_GOAL OF THE EXERCISE_. List every line in this data where the string "Save" occurs.

Extracted records

----------

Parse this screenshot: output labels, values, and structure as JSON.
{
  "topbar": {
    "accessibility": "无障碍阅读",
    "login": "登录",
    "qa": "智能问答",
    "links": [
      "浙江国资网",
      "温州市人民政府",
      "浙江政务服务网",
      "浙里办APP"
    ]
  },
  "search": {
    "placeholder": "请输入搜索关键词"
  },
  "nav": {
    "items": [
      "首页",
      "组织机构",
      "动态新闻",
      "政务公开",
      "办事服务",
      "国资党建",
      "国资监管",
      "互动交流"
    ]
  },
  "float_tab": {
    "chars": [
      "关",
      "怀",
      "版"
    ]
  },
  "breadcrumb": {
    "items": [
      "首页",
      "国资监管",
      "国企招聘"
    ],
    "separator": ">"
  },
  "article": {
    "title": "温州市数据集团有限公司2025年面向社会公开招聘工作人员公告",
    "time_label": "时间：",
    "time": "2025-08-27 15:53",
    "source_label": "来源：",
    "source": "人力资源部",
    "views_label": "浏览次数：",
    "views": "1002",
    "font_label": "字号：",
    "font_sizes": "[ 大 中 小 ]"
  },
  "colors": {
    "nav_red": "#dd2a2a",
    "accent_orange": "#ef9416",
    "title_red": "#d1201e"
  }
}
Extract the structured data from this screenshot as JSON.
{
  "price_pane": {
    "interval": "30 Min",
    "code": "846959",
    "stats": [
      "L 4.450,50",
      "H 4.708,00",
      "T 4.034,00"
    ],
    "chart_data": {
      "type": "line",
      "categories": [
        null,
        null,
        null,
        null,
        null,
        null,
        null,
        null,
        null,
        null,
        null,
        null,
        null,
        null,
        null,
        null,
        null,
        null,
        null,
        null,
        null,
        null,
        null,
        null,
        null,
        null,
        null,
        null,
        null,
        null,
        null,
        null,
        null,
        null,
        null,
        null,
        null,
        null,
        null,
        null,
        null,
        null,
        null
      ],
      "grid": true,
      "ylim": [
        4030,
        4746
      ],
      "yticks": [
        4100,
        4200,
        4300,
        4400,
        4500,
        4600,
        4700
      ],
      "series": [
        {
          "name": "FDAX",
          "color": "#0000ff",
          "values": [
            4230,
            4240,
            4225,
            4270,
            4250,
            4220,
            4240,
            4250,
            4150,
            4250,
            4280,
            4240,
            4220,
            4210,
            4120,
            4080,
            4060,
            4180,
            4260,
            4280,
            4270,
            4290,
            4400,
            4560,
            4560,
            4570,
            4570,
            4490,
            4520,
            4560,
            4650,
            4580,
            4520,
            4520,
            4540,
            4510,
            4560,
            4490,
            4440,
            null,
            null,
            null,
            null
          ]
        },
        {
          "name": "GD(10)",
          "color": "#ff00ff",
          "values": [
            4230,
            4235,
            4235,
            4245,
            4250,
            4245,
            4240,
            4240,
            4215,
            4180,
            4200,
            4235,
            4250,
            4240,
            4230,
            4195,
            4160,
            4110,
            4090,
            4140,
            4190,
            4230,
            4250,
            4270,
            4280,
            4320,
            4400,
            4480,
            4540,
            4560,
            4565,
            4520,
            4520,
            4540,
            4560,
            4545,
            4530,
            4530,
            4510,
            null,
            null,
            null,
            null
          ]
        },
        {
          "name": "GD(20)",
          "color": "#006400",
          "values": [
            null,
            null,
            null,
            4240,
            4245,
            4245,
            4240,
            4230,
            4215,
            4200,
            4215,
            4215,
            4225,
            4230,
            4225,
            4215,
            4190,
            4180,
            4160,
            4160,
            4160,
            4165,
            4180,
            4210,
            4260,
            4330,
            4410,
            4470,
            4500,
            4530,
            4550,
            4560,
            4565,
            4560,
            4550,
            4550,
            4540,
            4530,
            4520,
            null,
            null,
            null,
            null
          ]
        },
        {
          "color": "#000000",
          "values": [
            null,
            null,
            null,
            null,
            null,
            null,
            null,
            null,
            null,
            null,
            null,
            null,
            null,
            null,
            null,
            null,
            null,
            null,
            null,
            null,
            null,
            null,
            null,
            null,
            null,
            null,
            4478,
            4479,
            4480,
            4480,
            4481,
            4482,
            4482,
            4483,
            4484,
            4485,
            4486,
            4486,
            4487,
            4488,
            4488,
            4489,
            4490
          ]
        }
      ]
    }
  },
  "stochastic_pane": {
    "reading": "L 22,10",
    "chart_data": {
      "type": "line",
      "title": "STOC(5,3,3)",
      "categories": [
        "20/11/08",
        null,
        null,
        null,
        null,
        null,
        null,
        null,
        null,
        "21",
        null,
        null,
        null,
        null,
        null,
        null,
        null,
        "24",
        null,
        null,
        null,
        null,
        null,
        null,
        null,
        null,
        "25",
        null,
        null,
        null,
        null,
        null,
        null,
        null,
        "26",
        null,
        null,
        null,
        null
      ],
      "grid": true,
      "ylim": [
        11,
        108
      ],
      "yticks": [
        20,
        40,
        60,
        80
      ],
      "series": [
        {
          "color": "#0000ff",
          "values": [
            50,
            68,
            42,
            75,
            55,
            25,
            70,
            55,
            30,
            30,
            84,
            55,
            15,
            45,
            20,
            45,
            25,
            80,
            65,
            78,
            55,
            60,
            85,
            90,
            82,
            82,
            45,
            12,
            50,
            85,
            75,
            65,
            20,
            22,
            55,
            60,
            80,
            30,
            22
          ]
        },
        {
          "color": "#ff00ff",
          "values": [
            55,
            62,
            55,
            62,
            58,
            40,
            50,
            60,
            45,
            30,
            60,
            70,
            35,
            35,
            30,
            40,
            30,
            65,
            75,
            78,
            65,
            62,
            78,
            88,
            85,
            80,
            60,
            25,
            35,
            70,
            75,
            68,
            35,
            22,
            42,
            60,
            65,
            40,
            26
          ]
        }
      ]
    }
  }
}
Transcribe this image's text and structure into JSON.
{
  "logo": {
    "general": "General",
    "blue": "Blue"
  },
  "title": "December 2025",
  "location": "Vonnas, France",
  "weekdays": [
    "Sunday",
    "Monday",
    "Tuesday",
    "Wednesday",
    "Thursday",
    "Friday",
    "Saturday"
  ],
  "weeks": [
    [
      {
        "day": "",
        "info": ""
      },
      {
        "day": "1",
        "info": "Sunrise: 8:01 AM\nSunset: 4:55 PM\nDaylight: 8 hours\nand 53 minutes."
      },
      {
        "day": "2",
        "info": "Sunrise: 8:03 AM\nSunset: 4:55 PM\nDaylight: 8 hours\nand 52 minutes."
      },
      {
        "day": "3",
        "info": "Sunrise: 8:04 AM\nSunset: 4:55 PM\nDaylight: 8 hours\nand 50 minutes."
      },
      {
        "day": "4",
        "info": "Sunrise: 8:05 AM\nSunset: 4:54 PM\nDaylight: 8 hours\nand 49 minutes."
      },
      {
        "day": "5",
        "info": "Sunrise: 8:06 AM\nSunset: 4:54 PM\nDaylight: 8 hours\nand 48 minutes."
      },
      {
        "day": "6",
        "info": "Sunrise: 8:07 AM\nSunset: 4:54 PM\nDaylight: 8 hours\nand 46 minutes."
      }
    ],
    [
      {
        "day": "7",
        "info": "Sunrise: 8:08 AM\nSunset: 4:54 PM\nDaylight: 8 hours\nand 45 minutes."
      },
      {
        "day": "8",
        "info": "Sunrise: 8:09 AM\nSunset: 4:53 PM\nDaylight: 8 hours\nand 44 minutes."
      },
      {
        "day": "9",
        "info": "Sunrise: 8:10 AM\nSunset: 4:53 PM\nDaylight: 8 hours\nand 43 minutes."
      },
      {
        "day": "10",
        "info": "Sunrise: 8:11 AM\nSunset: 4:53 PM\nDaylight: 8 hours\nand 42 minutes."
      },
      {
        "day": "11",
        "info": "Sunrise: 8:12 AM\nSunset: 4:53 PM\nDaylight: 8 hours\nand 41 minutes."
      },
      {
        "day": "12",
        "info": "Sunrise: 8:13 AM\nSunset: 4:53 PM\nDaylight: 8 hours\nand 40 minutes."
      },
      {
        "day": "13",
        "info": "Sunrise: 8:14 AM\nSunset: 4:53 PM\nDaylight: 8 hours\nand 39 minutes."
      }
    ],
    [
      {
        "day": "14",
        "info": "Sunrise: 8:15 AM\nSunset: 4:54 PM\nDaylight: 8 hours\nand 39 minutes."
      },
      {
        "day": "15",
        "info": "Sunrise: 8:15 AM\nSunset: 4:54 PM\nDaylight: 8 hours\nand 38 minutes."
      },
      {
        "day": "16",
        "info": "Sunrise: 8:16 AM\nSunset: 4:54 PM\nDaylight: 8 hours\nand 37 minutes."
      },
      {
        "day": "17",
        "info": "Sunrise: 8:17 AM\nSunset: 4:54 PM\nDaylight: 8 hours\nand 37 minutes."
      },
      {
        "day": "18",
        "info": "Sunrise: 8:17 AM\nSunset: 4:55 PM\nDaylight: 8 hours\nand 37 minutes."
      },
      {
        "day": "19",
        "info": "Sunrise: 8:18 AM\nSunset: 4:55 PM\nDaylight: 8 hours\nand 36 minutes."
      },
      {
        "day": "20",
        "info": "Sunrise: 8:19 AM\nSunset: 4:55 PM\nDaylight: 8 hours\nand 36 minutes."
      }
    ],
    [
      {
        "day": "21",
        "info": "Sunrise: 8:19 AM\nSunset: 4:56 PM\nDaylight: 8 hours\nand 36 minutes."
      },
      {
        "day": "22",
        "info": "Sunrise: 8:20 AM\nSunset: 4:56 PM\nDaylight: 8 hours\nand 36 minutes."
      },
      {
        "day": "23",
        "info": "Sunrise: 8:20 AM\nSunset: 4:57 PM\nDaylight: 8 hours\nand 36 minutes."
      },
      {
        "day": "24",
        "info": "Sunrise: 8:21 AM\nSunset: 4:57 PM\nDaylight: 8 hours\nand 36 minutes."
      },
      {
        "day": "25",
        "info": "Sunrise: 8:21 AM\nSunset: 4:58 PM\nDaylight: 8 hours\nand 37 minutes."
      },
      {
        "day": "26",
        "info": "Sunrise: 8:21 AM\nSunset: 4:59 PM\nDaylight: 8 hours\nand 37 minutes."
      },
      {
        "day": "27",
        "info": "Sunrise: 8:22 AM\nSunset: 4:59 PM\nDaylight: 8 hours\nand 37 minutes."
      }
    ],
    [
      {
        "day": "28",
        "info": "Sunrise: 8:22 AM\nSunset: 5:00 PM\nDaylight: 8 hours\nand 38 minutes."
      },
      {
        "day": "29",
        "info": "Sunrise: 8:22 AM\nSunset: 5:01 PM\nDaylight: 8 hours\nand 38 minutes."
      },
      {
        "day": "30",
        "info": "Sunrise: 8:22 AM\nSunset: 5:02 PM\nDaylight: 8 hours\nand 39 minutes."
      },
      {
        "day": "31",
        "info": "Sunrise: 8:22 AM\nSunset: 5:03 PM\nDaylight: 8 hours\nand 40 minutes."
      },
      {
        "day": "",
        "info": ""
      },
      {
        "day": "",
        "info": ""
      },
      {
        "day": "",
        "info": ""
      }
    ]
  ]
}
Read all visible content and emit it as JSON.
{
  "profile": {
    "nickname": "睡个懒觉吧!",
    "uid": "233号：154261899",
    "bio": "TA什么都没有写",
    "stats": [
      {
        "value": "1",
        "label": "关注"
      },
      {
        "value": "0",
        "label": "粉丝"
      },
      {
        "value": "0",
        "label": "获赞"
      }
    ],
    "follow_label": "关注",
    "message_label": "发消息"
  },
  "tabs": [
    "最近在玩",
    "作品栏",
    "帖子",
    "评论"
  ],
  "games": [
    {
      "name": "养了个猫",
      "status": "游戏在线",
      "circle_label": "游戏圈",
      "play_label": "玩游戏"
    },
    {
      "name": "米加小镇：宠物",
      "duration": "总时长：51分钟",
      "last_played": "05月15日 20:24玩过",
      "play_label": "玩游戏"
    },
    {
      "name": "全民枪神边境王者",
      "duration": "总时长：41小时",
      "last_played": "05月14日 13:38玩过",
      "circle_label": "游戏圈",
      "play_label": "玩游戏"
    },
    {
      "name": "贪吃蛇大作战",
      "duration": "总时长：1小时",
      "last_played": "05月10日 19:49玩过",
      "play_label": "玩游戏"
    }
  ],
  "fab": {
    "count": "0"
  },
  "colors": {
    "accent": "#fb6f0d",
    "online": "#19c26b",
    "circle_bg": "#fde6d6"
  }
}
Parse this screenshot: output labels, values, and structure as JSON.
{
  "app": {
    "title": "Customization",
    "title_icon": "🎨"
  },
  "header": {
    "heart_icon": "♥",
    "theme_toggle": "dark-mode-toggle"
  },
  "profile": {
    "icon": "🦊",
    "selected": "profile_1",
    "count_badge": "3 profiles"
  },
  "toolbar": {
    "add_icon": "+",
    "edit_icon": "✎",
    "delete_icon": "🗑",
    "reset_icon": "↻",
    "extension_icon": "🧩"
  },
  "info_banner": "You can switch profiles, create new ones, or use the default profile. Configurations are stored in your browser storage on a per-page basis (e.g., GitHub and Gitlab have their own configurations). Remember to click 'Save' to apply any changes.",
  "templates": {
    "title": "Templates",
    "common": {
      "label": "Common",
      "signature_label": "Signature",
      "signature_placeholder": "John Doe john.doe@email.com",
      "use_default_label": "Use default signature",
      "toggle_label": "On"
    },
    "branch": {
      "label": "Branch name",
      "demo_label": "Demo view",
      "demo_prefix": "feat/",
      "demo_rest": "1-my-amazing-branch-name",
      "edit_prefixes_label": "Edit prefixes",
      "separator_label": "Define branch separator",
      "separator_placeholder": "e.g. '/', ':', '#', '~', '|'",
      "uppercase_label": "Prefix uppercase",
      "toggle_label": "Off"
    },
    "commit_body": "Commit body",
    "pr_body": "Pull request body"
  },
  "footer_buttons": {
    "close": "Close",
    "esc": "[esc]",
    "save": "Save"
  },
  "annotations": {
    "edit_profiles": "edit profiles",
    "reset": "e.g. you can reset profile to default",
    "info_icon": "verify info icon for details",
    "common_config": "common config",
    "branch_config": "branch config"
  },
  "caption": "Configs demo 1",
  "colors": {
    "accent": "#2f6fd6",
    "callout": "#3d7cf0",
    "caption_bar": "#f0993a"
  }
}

----------

_RESPONSE FOR THIS EXERCISE_.
  "info_banner": "You can switch profiles, create new ones, or use the default profile. Configurations are stored in your browser storage on a per-page basis (e.g., GitHub and Gitlab have their own configurations). Remember to click 'Save' to apply any changes.",
    "save": "Save"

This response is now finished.